Extracted records
--- begin ---

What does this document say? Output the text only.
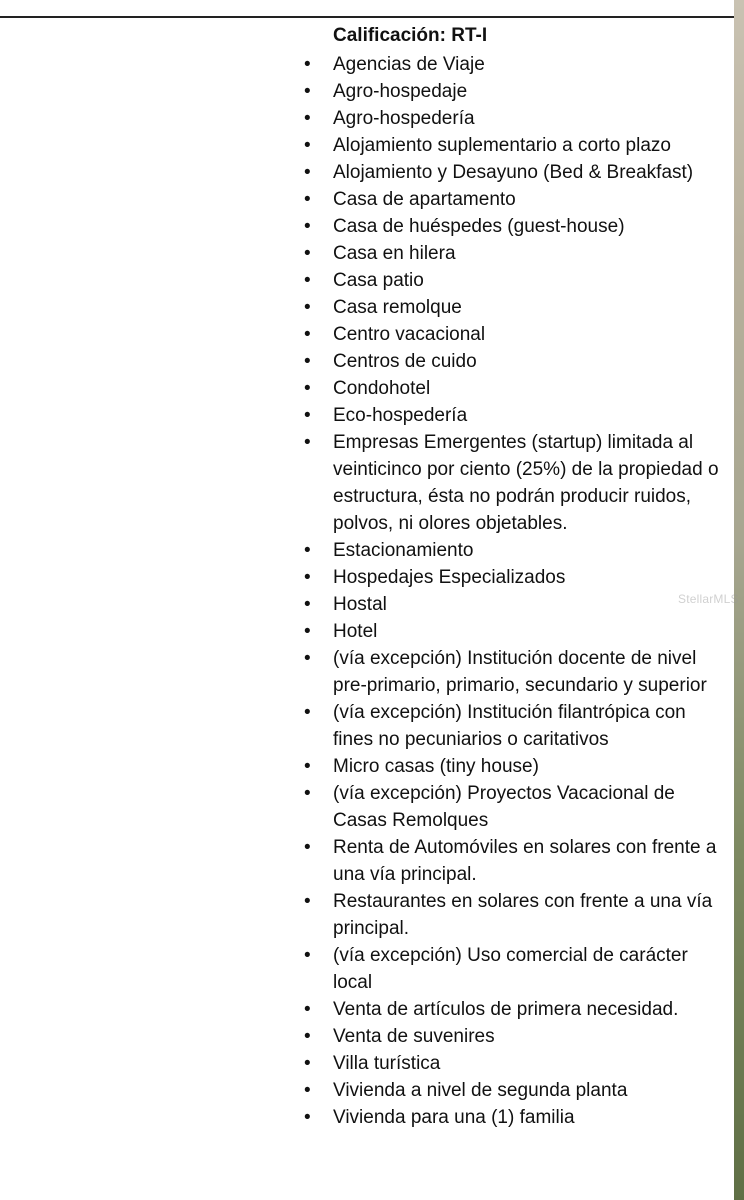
Calificación: RT-I
• Agencias de Viaje
• Agro-hospedaje
• Agro-hospedería
• Alojamiento suplementario a corto plazo
• Alojamiento y Desayuno (Bed & Breakfast)
• Casa de apartamento
• Casa de huéspedes (guest-house)
• Casa en hilera
• Casa patio
• Casa remolque
• Centro vacacional
• Centros de cuido
• Condohotel
• Eco-hospedería
• Empresas Emergentes (startup) limitada al veinticinco por ciento (25%) de la propiedad o estructura, ésta no podrán producir ruidos, polvos, ni olores objetables.
• Estacionamiento
• Hospedajes Especializados
• Hostal
• Hotel
• (vía excepción) Institución docente de nivel pre-primario, primario, secundario y superior
• (vía excepción) Institución filantrópica con fines no pecuniarios o caritativos
• Micro casas (tiny house)
• (vía excepción) Proyectos Vacacional de Casas Remolques
• Renta de Automóviles en solares con frente a una vía principal.
• Restaurantes en solares con frente a una vía principal.
• (vía excepción) Uso comercial de carácter local
• Venta de artículos de primera necesidad.
• Venta de suvenires
• Villa turística
• Vivienda a nivel de segunda planta
• Vivienda para una (1) familia
StellarMLS
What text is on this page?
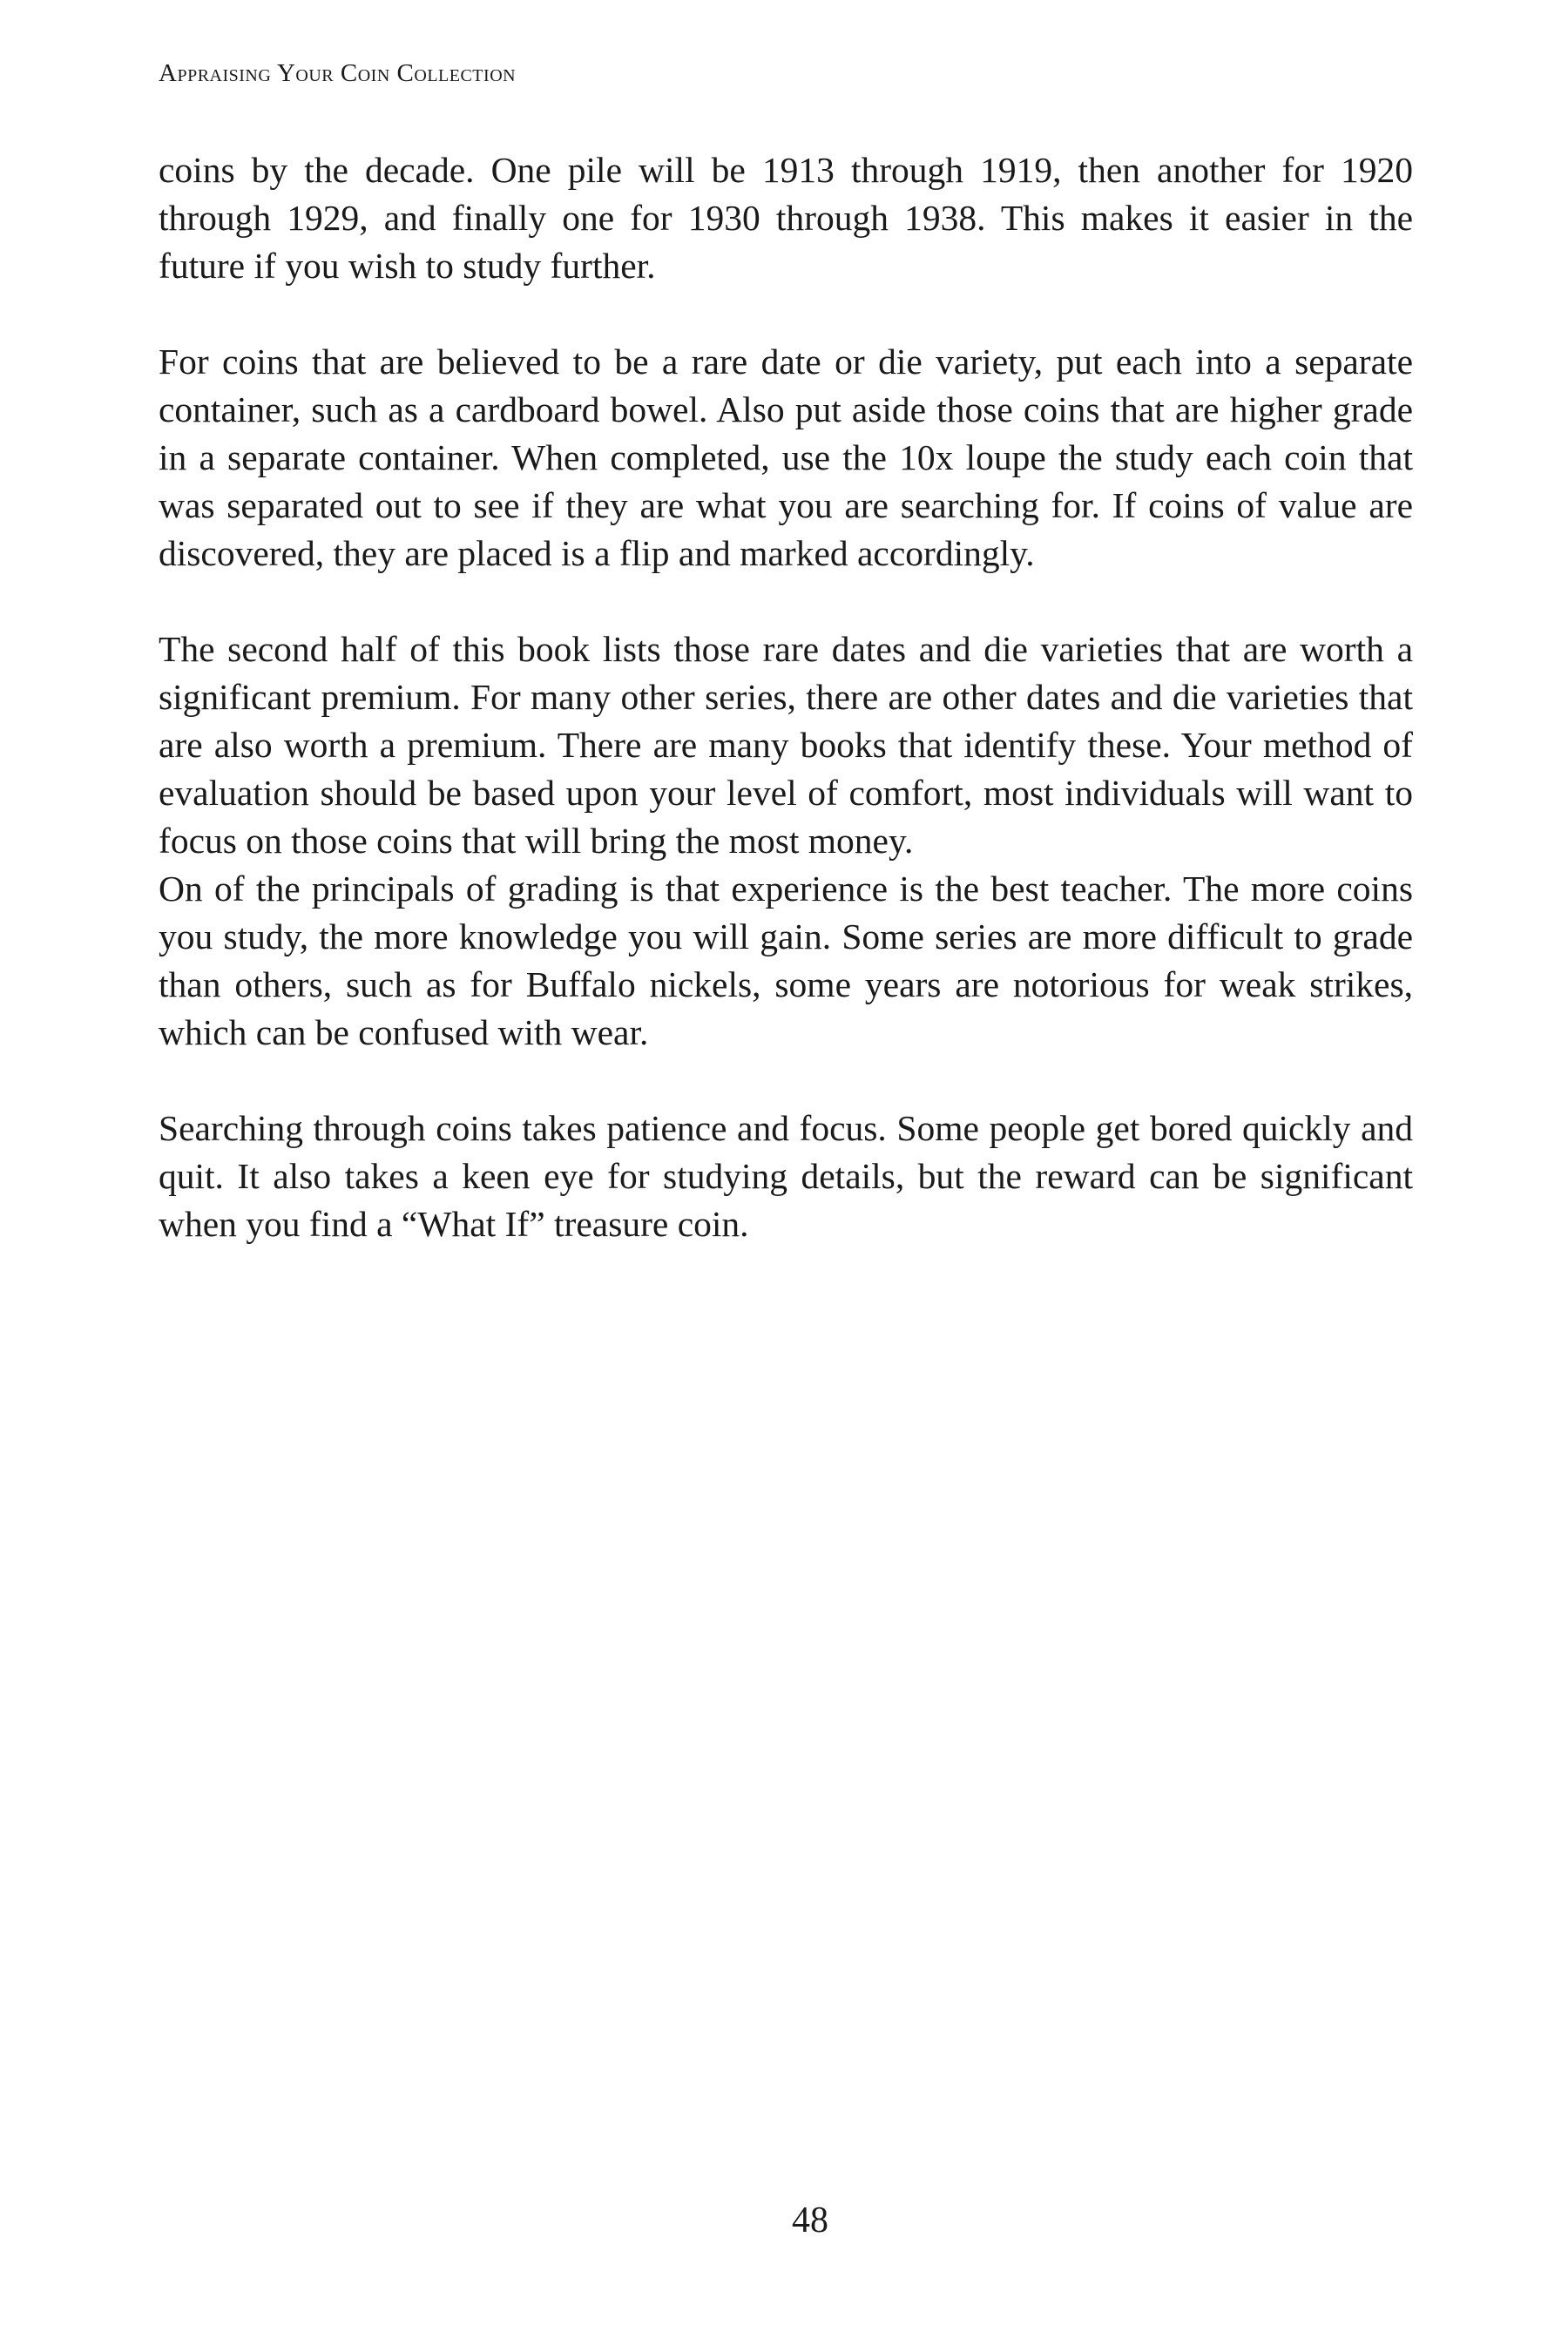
Appraising Your Coin Collection

coins by the decade. One pile will be 1913 through 1919, then another for 1920 through 1929, and finally one for 1930 through 1938. This makes it easier in the future if you wish to study further.

For coins that are believed to be a rare date or die variety, put each into a separate container, such as a cardboard bowel. Also put aside those coins that are higher grade in a separate container. When completed, use the 10x loupe the study each coin that was separated out to see if they are what you are searching for. If coins of value are discovered, they are placed is a flip and marked accordingly.

The second half of this book lists those rare dates and die varieties that are worth a significant premium. For many other series, there are other dates and die varieties that are also worth a premium. There are many books that identify these. Your method of evaluation should be based upon your level of comfort, most individuals will want to focus on those coins that will bring the most money.

On of the principals of grading is that experience is the best teacher. The more coins you study, the more knowledge you will gain. Some series are more difficult to grade than others, such as for Buffalo nickels, some years are notorious for weak strikes, which can be confused with wear.

Searching through coins takes patience and focus. Some people get bored quickly and quit. It also takes a keen eye for studying details, but the reward can be significant when you find a “What If” treasure coin.

48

--- end ---

WHAT THE EXERCISE ASKS:
Go through the material above and count the lines that contain "grade"; give that number alone.

EXPECTED ANSWER:
2